▶ [EXERCISE AIM]: The entries below need to be written out exactly, with no pictures included.

---------- INFORMATION PROVIDED ----------

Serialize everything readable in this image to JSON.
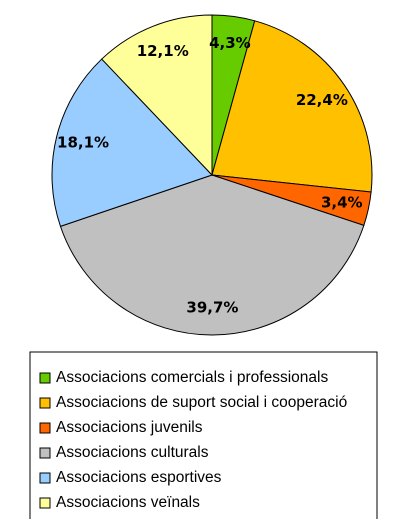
{
  "chart_data": {
    "type": "pie",
    "categories": [
      "Associacions comercials i professionals",
      "Associacions de suport social i cooperació",
      "Associacions juvenils",
      "Associacions culturals",
      "Associacions esportives",
      "Associacions veïnals"
    ],
    "values": [
      4.3,
      22.4,
      3.4,
      39.7,
      18.1,
      12.1
    ],
    "value_labels": [
      "4,3%",
      "22,4%",
      "3,4%",
      "39,7%",
      "18,1%",
      "12,1%"
    ],
    "colors": [
      "#66CC00",
      "#FFC000",
      "#FF6600",
      "#C0C0C0",
      "#99CCFF",
      "#FFFF99"
    ],
    "legend": "bottom"
  }
}
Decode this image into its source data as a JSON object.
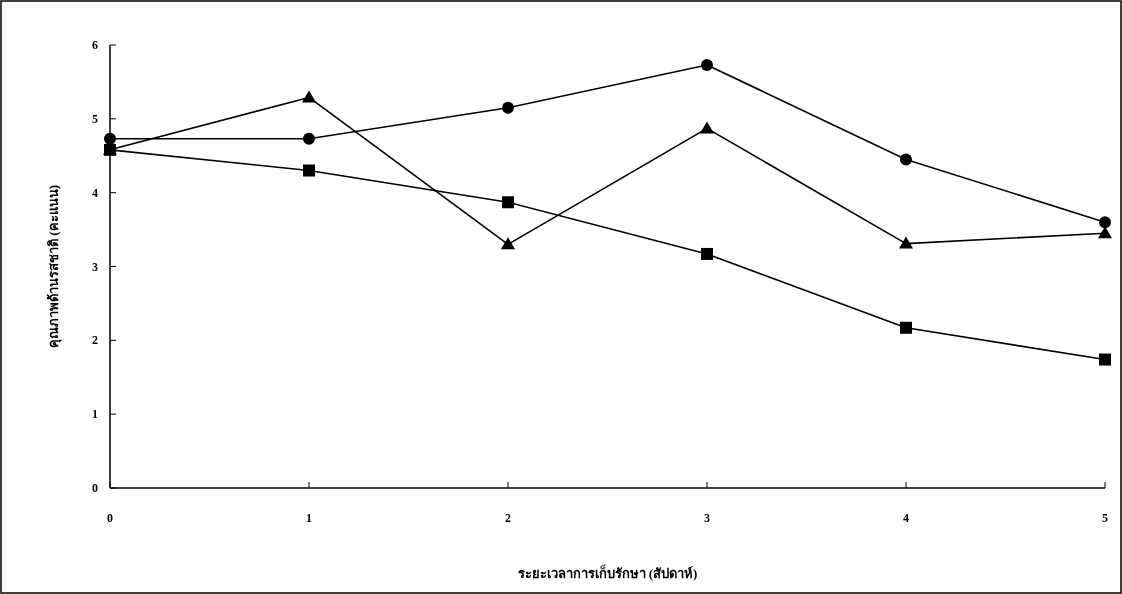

----------

▶ [OUTPUT FOR THIS EXERCISE]:
Serialize everything readable in this image to JSON.
{
  "chart_data": {
    "type": "pie",
    "categories": [
      "Associacions comercials i professionals",
      "Associacions de suport social i cooperació",
      "Associacions juvenils",
      "Associacions culturals",
      "Associacions esportives",
      "Associacions veïnals"
    ],
    "values": [
      4.3,
      22.4,
      3.4,
      39.7,
      18.1,
      12.1
    ],
    "value_labels": [
      "4,3%",
      "22,4%",
      "3,4%",
      "39,7%",
      "18,1%",
      "12,1%"
    ],
    "colors": [
      "#66CC00",
      "#FFC000",
      "#FF6600",
      "#C0C0C0",
      "#99CCFF",
      "#FFFF99"
    ],
    "legend": "bottom"
  }
}
Decode this image into its source data as a JSON object.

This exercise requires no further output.